Start

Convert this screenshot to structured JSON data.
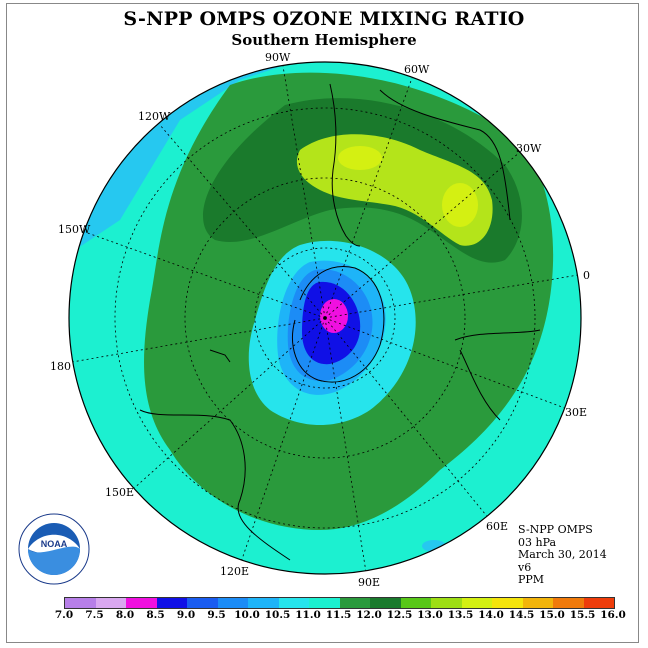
{
  "title": "S-NPP OMPS OZONE MIXING RATIO",
  "subtitle": "Southern Hemisphere",
  "meridians": [
    "90W",
    "60W",
    "120W",
    "30W",
    "150W",
    "0",
    "180",
    "30E",
    "150E",
    "60E",
    "120E",
    "90E"
  ],
  "info": {
    "instrument": "S-NPP OMPS",
    "level": "03 hPa",
    "date": "March 30, 2014",
    "version": "v6",
    "units": "PPM"
  },
  "logo": {
    "text": "NOAA",
    "ring_text": "NATIONAL OCEANIC AND ATMOSPHERIC ADMINISTRATION · U.S. DEPARTMENT OF COMMERCE"
  },
  "colorbar": {
    "ticks": [
      "7.0",
      "7.5",
      "8.0",
      "8.5",
      "9.0",
      "9.5",
      "10.0",
      "10.5",
      "11.0",
      "11.5",
      "12.0",
      "12.5",
      "13.0",
      "13.5",
      "14.0",
      "14.5",
      "15.0",
      "15.5",
      "16.0"
    ],
    "colors": [
      "#b77fe8",
      "#d9a8f0",
      "#f010e0",
      "#1010e6",
      "#1a5cf0",
      "#1c8cf6",
      "#1eb4f8",
      "#26e4ec",
      "#1cf0d0",
      "#2a9a3c",
      "#1a7a2c",
      "#58c818",
      "#9ede14",
      "#d4f012",
      "#f4e40c",
      "#f2b40a",
      "#f07a0a",
      "#ee3c0a",
      "#e00c10",
      "#8a5a3a"
    ]
  },
  "colors": {
    "cyan": "#1cf0d0",
    "light_blue": "#26c8f0",
    "green": "#2a9a3c",
    "dark_green": "#1a7a2c",
    "yellow_green": "#b4e41a",
    "blue": "#1a5cf0",
    "deep_blue": "#1010e6",
    "magenta": "#f010e0"
  }
}
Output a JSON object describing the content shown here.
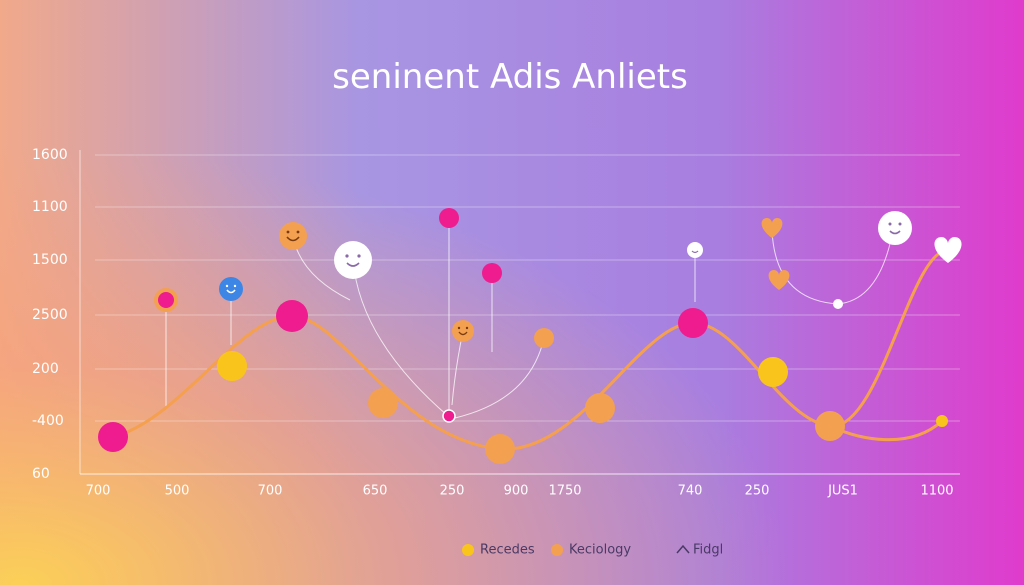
{
  "title": "seninent  Adis Anliets",
  "y_axis_labels": [
    "1600",
    "1100",
    "1500",
    "2500",
    "200",
    "-400",
    "60"
  ],
  "x_axis_labels": [
    "700",
    "500",
    "700",
    "650",
    "250",
    "900",
    "1750",
    "740",
    "250",
    "JUS1",
    "1100"
  ],
  "legend": [
    "Recedes",
    "Keciology",
    "Fidgl"
  ]
}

End

▸ **TASK TO COMPLETE**
From the records above, how many lines include the word "JSON"? Only the number is wanted.

▸ **THE RESPONSE**
2